Write the records below out in full, character for character, with no pictures.

>> START

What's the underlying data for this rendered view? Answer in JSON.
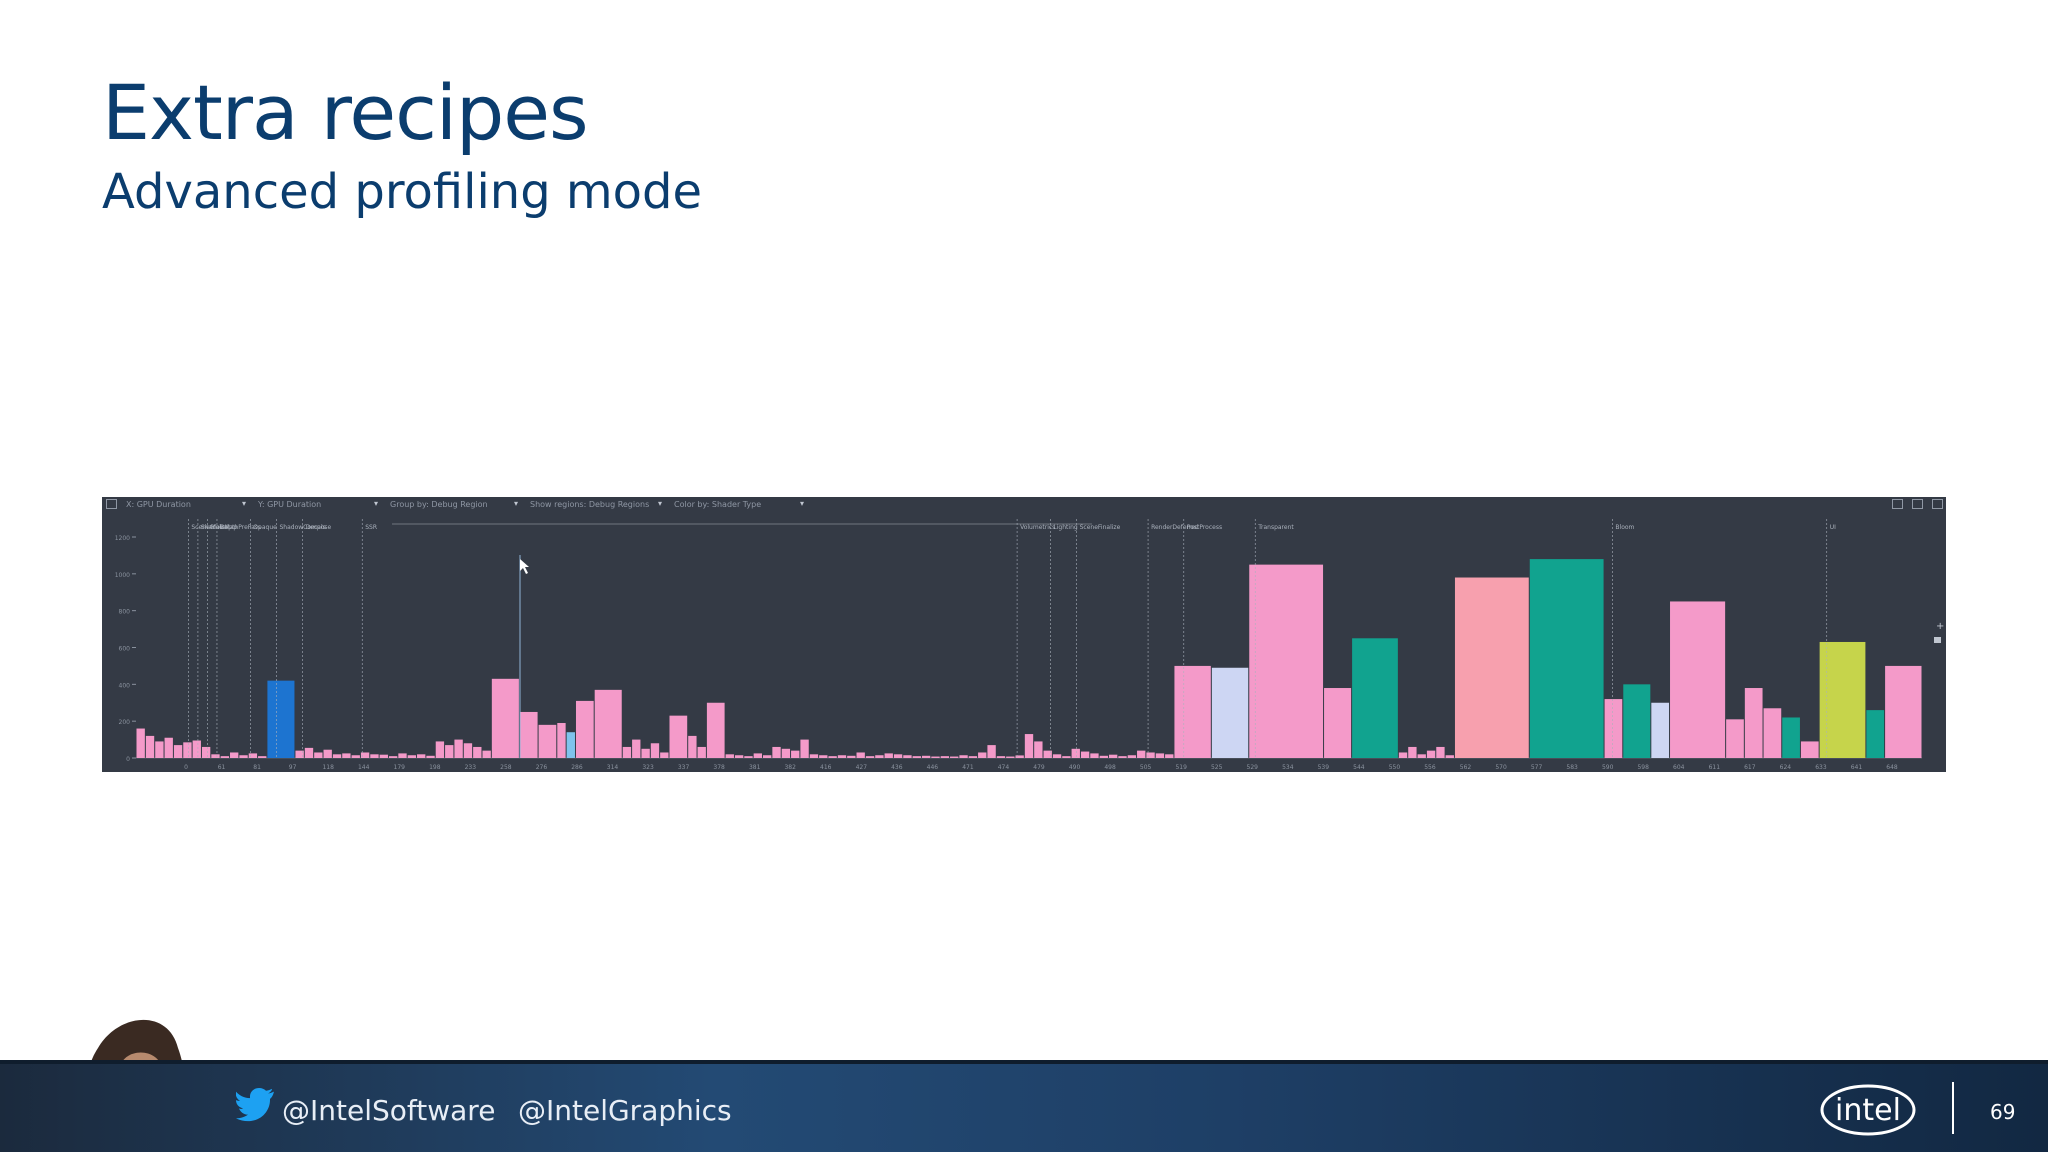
{
  "slide": {
    "title": "Extra recipes",
    "subtitle": "Advanced profiling mode",
    "page_number": "69"
  },
  "footer": {
    "twitter_handle_1": "@IntelSoftware",
    "twitter_handle_2": "@IntelGraphics",
    "logo": "intel"
  },
  "colors": {
    "title": "#0b3d6e",
    "profiler_background": "#343a45",
    "pink": "#f49ac9",
    "salmon": "#f7a0ae",
    "teal": "#11a38f",
    "blue": "#1d74d0",
    "light_blue": "#7fc3ec",
    "lavender": "#cdd6f3",
    "lime": "#c6d44b"
  },
  "icons": [
    "lock-icon",
    "share-icon",
    "export-icon",
    "image-icon",
    "zoom-in-icon",
    "lock-icon-small",
    "mouse-cursor-icon",
    "twitter-bird-icon",
    "intel-logo-icon"
  ],
  "profiler": {
    "toolbar_dropdowns": [
      "X: GPU Duration",
      "Y: GPU Duration",
      "Group by: Debug Region",
      "Show regions: Debug Regions",
      "Color by: Shader Type"
    ]
  },
  "chart_data": {
    "type": "bar",
    "title": "",
    "ylabel": "",
    "xlabel": "",
    "ylim": [
      0,
      1200
    ],
    "y_ticks": [
      0,
      200,
      400,
      600,
      800,
      1000,
      1200
    ],
    "grid": false,
    "legend": "none",
    "series": [
      {
        "values": [
          160,
          120,
          90,
          110,
          70,
          85,
          95,
          60,
          20,
          10,
          30,
          15,
          25,
          10,
          420,
          40,
          55,
          30,
          45,
          20,
          25,
          15,
          30,
          20,
          18,
          10,
          25,
          15,
          20,
          12,
          90,
          70,
          100,
          80,
          60,
          40,
          430,
          250,
          180,
          190,
          140,
          310,
          370,
          60,
          100,
          50,
          80,
          30,
          230,
          120,
          60,
          300,
          20,
          15,
          10,
          25,
          15,
          60,
          50,
          40,
          100,
          20,
          15,
          10,
          15,
          12,
          30,
          10,
          15,
          25,
          20,
          15,
          10,
          12,
          8,
          10,
          8,
          15,
          10,
          30,
          70,
          10,
          8,
          14,
          130,
          90,
          40,
          20,
          10,
          50,
          35,
          25,
          12,
          18,
          10,
          15,
          40,
          30,
          25,
          20,
          500,
          490,
          1050,
          380,
          650,
          30,
          60,
          20,
          40,
          60,
          15,
          980,
          1080,
          320,
          400,
          300,
          850,
          210,
          380,
          270,
          220,
          90,
          630,
          260,
          500
        ],
        "colors": [
          "p",
          "p",
          "p",
          "p",
          "p",
          "p",
          "p",
          "p",
          "p",
          "p",
          "p",
          "p",
          "p",
          "p",
          "b",
          "p",
          "p",
          "p",
          "p",
          "p",
          "p",
          "p",
          "p",
          "p",
          "p",
          "p",
          "p",
          "p",
          "p",
          "p",
          "p",
          "p",
          "p",
          "p",
          "p",
          "p",
          "p",
          "p",
          "p",
          "p",
          "lb",
          "p",
          "p",
          "p",
          "p",
          "p",
          "p",
          "p",
          "p",
          "p",
          "p",
          "p",
          "p",
          "p",
          "p",
          "p",
          "p",
          "p",
          "p",
          "p",
          "p",
          "p",
          "p",
          "p",
          "p",
          "p",
          "p",
          "p",
          "p",
          "p",
          "p",
          "p",
          "p",
          "p",
          "p",
          "p",
          "p",
          "p",
          "p",
          "p",
          "p",
          "p",
          "p",
          "p",
          "p",
          "p",
          "p",
          "p",
          "p",
          "p",
          "p",
          "p",
          "p",
          "p",
          "p",
          "p",
          "p",
          "p",
          "p",
          "p",
          "p",
          "lv",
          "p",
          "p",
          "t",
          "p",
          "p",
          "p",
          "p",
          "p",
          "p",
          "s",
          "t",
          "p",
          "t",
          "lv",
          "p",
          "p",
          "p",
          "p",
          "t",
          "p",
          "l",
          "t",
          "p"
        ],
        "widths": [
          1,
          1,
          1,
          1,
          1,
          1,
          1,
          1,
          1,
          1,
          1,
          1,
          1,
          1,
          3,
          1,
          1,
          1,
          1,
          1,
          1,
          1,
          1,
          1,
          1,
          1,
          1,
          1,
          1,
          1,
          1,
          1,
          1,
          1,
          1,
          1,
          3,
          2,
          2,
          1,
          1,
          2,
          3,
          1,
          1,
          1,
          1,
          1,
          2,
          1,
          1,
          2,
          1,
          1,
          1,
          1,
          1,
          1,
          1,
          1,
          1,
          1,
          1,
          1,
          1,
          1,
          1,
          1,
          1,
          1,
          1,
          1,
          1,
          1,
          1,
          1,
          1,
          1,
          1,
          1,
          1,
          1,
          1,
          1,
          1,
          1,
          1,
          1,
          1,
          1,
          1,
          1,
          1,
          1,
          1,
          1,
          1,
          1,
          1,
          1,
          4,
          4,
          8,
          3,
          5,
          1,
          1,
          1,
          1,
          1,
          1,
          8,
          8,
          2,
          3,
          2,
          6,
          2,
          2,
          2,
          2,
          2,
          5,
          2,
          4
        ]
      }
    ],
    "region_labels": [
      "SceneGlobal",
      "ShadowMap",
      "Main",
      "DepthPrePass",
      "Opaque",
      "ShadowCompose",
      "Decals",
      "SSR",
      "Volumetrics",
      "Lighting",
      "SceneFinalize",
      "RenderDeferred",
      "PostProcess",
      "Transparent",
      "Bloom",
      "UI"
    ],
    "x_tick_labels": [
      "0",
      "61",
      "81",
      "97",
      "118",
      "144",
      "179",
      "198",
      "233",
      "258",
      "276",
      "286",
      "314",
      "323",
      "337",
      "378",
      "381",
      "382",
      "416",
      "427",
      "436",
      "446",
      "471",
      "474",
      "479",
      "490",
      "498",
      "505",
      "519",
      "525",
      "529",
      "534",
      "539",
      "544",
      "550",
      "556",
      "562",
      "570",
      "577",
      "583",
      "590",
      "598",
      "604",
      "611",
      "617",
      "624",
      "633",
      "641",
      "648"
    ]
  }
}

>> END

*SOLUTION TO THE PROBLEM*:
What's the underlying data for this rendered view? Answer in JSON.
{
  "slide": {
    "title": "Extra recipes",
    "subtitle": "Advanced profiling mode",
    "page_number": "69"
  },
  "footer": {
    "twitter_handle_1": "@IntelSoftware",
    "twitter_handle_2": "@IntelGraphics",
    "logo": "intel"
  },
  "colors": {
    "title": "#0b3d6e",
    "profiler_background": "#343a45",
    "pink": "#f49ac9",
    "salmon": "#f7a0ae",
    "teal": "#11a38f",
    "blue": "#1d74d0",
    "light_blue": "#7fc3ec",
    "lavender": "#cdd6f3",
    "lime": "#c6d44b"
  },
  "icons": [
    "lock-icon",
    "share-icon",
    "export-icon",
    "image-icon",
    "zoom-in-icon",
    "lock-icon-small",
    "mouse-cursor-icon",
    "twitter-bird-icon",
    "intel-logo-icon"
  ],
  "profiler": {
    "toolbar_dropdowns": [
      "X: GPU Duration",
      "Y: GPU Duration",
      "Group by: Debug Region",
      "Show regions: Debug Regions",
      "Color by: Shader Type"
    ]
  },
  "chart_data": {
    "type": "bar",
    "title": "",
    "ylabel": "",
    "xlabel": "",
    "ylim": [
      0,
      1200
    ],
    "y_ticks": [
      0,
      200,
      400,
      600,
      800,
      1000,
      1200
    ],
    "grid": false,
    "legend": "none",
    "series": [
      {
        "values": [
          160,
          120,
          90,
          110,
          70,
          85,
          95,
          60,
          20,
          10,
          30,
          15,
          25,
          10,
          420,
          40,
          55,
          30,
          45,
          20,
          25,
          15,
          30,
          20,
          18,
          10,
          25,
          15,
          20,
          12,
          90,
          70,
          100,
          80,
          60,
          40,
          430,
          250,
          180,
          190,
          140,
          310,
          370,
          60,
          100,
          50,
          80,
          30,
          230,
          120,
          60,
          300,
          20,
          15,
          10,
          25,
          15,
          60,
          50,
          40,
          100,
          20,
          15,
          10,
          15,
          12,
          30,
          10,
          15,
          25,
          20,
          15,
          10,
          12,
          8,
          10,
          8,
          15,
          10,
          30,
          70,
          10,
          8,
          14,
          130,
          90,
          40,
          20,
          10,
          50,
          35,
          25,
          12,
          18,
          10,
          15,
          40,
          30,
          25,
          20,
          500,
          490,
          1050,
          380,
          650,
          30,
          60,
          20,
          40,
          60,
          15,
          980,
          1080,
          320,
          400,
          300,
          850,
          210,
          380,
          270,
          220,
          90,
          630,
          260,
          500
        ],
        "colors": [
          "p",
          "p",
          "p",
          "p",
          "p",
          "p",
          "p",
          "p",
          "p",
          "p",
          "p",
          "p",
          "p",
          "p",
          "b",
          "p",
          "p",
          "p",
          "p",
          "p",
          "p",
          "p",
          "p",
          "p",
          "p",
          "p",
          "p",
          "p",
          "p",
          "p",
          "p",
          "p",
          "p",
          "p",
          "p",
          "p",
          "p",
          "p",
          "p",
          "p",
          "lb",
          "p",
          "p",
          "p",
          "p",
          "p",
          "p",
          "p",
          "p",
          "p",
          "p",
          "p",
          "p",
          "p",
          "p",
          "p",
          "p",
          "p",
          "p",
          "p",
          "p",
          "p",
          "p",
          "p",
          "p",
          "p",
          "p",
          "p",
          "p",
          "p",
          "p",
          "p",
          "p",
          "p",
          "p",
          "p",
          "p",
          "p",
          "p",
          "p",
          "p",
          "p",
          "p",
          "p",
          "p",
          "p",
          "p",
          "p",
          "p",
          "p",
          "p",
          "p",
          "p",
          "p",
          "p",
          "p",
          "p",
          "p",
          "p",
          "p",
          "p",
          "lv",
          "p",
          "p",
          "t",
          "p",
          "p",
          "p",
          "p",
          "p",
          "p",
          "s",
          "t",
          "p",
          "t",
          "lv",
          "p",
          "p",
          "p",
          "p",
          "t",
          "p",
          "l",
          "t",
          "p"
        ],
        "widths": [
          1,
          1,
          1,
          1,
          1,
          1,
          1,
          1,
          1,
          1,
          1,
          1,
          1,
          1,
          3,
          1,
          1,
          1,
          1,
          1,
          1,
          1,
          1,
          1,
          1,
          1,
          1,
          1,
          1,
          1,
          1,
          1,
          1,
          1,
          1,
          1,
          3,
          2,
          2,
          1,
          1,
          2,
          3,
          1,
          1,
          1,
          1,
          1,
          2,
          1,
          1,
          2,
          1,
          1,
          1,
          1,
          1,
          1,
          1,
          1,
          1,
          1,
          1,
          1,
          1,
          1,
          1,
          1,
          1,
          1,
          1,
          1,
          1,
          1,
          1,
          1,
          1,
          1,
          1,
          1,
          1,
          1,
          1,
          1,
          1,
          1,
          1,
          1,
          1,
          1,
          1,
          1,
          1,
          1,
          1,
          1,
          1,
          1,
          1,
          1,
          4,
          4,
          8,
          3,
          5,
          1,
          1,
          1,
          1,
          1,
          1,
          8,
          8,
          2,
          3,
          2,
          6,
          2,
          2,
          2,
          2,
          2,
          5,
          2,
          4
        ]
      }
    ],
    "region_labels": [
      "SceneGlobal",
      "ShadowMap",
      "Main",
      "DepthPrePass",
      "Opaque",
      "ShadowCompose",
      "Decals",
      "SSR",
      "Volumetrics",
      "Lighting",
      "SceneFinalize",
      "RenderDeferred",
      "PostProcess",
      "Transparent",
      "Bloom",
      "UI"
    ],
    "x_tick_labels": [
      "0",
      "61",
      "81",
      "97",
      "118",
      "144",
      "179",
      "198",
      "233",
      "258",
      "276",
      "286",
      "314",
      "323",
      "337",
      "378",
      "381",
      "382",
      "416",
      "427",
      "436",
      "446",
      "471",
      "474",
      "479",
      "490",
      "498",
      "505",
      "519",
      "525",
      "529",
      "534",
      "539",
      "544",
      "550",
      "556",
      "562",
      "570",
      "577",
      "583",
      "590",
      "598",
      "604",
      "611",
      "617",
      "624",
      "633",
      "641",
      "648"
    ]
  }
}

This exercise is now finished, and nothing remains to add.